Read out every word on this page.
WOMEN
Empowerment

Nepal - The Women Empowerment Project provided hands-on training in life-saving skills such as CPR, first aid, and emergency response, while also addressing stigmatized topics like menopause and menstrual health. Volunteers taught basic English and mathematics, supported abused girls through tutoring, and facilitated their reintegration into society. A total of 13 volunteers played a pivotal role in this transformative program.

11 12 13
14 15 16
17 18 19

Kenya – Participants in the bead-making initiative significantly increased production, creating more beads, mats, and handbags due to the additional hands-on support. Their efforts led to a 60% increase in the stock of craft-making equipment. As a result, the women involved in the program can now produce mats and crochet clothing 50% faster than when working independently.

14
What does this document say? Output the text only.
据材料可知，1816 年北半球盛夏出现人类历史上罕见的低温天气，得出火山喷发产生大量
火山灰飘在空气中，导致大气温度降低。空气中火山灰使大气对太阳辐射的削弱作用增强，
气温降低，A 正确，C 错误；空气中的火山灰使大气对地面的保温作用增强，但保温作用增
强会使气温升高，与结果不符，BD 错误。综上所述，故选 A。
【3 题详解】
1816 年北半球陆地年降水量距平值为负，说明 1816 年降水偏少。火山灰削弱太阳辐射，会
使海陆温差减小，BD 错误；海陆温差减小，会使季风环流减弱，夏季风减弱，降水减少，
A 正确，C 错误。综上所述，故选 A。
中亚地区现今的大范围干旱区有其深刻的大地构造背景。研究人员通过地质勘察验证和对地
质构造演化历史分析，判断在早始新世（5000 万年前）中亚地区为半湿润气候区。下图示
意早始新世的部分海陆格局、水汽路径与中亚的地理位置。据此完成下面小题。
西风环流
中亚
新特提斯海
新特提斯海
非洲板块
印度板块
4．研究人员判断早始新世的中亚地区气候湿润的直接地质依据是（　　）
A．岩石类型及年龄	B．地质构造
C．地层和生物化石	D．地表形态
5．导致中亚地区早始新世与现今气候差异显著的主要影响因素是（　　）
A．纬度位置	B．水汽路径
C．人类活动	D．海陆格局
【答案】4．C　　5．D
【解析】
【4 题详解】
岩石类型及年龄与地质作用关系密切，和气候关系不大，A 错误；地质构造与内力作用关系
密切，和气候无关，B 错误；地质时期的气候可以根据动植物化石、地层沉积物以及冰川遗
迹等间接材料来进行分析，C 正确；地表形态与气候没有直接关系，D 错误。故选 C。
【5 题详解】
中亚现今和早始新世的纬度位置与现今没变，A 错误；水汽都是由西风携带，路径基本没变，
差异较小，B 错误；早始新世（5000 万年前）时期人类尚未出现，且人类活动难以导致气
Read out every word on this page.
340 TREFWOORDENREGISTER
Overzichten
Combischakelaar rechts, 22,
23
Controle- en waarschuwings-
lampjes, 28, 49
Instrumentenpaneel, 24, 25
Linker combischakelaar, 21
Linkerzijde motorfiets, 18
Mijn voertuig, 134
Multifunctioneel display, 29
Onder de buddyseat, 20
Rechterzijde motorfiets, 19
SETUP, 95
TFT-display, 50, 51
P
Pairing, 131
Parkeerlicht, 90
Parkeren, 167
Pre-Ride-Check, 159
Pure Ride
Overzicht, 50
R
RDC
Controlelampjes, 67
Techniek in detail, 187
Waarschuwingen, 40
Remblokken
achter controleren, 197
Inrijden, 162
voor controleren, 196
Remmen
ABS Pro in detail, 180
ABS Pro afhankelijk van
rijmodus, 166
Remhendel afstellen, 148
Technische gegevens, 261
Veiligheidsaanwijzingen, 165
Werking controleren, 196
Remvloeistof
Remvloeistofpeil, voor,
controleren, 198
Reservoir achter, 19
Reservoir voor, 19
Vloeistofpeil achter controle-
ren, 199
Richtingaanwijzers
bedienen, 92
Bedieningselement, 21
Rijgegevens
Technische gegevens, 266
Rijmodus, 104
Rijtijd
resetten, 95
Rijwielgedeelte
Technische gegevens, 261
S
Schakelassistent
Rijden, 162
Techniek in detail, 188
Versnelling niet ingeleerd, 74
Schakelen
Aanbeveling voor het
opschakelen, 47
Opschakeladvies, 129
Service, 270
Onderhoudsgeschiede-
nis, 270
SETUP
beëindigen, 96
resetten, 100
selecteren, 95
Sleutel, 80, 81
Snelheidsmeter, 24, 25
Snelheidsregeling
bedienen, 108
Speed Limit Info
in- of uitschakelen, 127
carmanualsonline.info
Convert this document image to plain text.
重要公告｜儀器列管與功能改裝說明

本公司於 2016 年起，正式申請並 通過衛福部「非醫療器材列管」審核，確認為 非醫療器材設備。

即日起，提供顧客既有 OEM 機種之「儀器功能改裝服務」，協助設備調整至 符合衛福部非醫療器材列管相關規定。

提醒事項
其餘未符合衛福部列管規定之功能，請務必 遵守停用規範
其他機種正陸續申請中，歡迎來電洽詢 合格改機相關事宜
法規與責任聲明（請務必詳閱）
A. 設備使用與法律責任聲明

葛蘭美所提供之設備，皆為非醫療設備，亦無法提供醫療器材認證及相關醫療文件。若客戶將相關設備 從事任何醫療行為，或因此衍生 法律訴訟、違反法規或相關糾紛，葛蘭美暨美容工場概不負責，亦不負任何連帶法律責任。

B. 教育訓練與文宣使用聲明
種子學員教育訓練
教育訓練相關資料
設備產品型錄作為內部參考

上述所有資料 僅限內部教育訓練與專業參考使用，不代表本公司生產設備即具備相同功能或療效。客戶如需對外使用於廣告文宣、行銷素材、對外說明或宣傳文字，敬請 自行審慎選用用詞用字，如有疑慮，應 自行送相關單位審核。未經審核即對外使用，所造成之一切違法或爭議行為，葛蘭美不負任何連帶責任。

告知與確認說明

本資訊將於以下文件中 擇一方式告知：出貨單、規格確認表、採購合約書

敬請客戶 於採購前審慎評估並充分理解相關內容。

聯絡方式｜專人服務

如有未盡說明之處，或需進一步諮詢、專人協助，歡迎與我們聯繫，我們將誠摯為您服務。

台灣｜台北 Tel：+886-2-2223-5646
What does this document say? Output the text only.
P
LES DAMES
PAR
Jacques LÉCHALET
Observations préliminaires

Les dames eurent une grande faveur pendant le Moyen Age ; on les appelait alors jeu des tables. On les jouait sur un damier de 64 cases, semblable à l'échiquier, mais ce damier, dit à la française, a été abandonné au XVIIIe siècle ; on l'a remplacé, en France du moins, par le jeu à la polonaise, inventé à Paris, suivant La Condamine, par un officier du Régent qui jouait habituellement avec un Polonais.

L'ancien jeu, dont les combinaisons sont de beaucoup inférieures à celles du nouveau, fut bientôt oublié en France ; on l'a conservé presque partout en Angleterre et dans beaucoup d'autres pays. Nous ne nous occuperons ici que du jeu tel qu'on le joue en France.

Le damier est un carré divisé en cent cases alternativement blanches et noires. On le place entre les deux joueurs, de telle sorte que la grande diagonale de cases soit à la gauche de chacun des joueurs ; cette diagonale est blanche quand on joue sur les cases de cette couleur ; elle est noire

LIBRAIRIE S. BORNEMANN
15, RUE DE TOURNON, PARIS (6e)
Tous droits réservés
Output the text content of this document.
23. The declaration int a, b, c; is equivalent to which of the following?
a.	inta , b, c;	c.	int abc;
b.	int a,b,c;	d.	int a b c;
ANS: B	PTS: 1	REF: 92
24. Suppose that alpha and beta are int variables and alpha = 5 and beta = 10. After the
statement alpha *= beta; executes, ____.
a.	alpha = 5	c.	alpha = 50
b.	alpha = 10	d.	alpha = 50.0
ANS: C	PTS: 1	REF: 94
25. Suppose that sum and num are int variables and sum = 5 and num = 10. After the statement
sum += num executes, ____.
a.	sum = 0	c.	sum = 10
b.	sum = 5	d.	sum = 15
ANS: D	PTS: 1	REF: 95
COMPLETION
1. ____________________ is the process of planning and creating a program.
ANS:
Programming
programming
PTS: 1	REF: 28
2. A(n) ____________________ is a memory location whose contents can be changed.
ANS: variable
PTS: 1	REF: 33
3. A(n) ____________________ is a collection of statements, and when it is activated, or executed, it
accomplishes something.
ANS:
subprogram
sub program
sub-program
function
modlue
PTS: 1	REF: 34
+ + +
§ EXERCISE PROMPT:
Which lines of the material contain the string "detail"? List each of them.

§ SOLUTION FOR THIS TASK:
Techniek in detail, 187
ABS Pro in detail, 180
Techniek in detail, 188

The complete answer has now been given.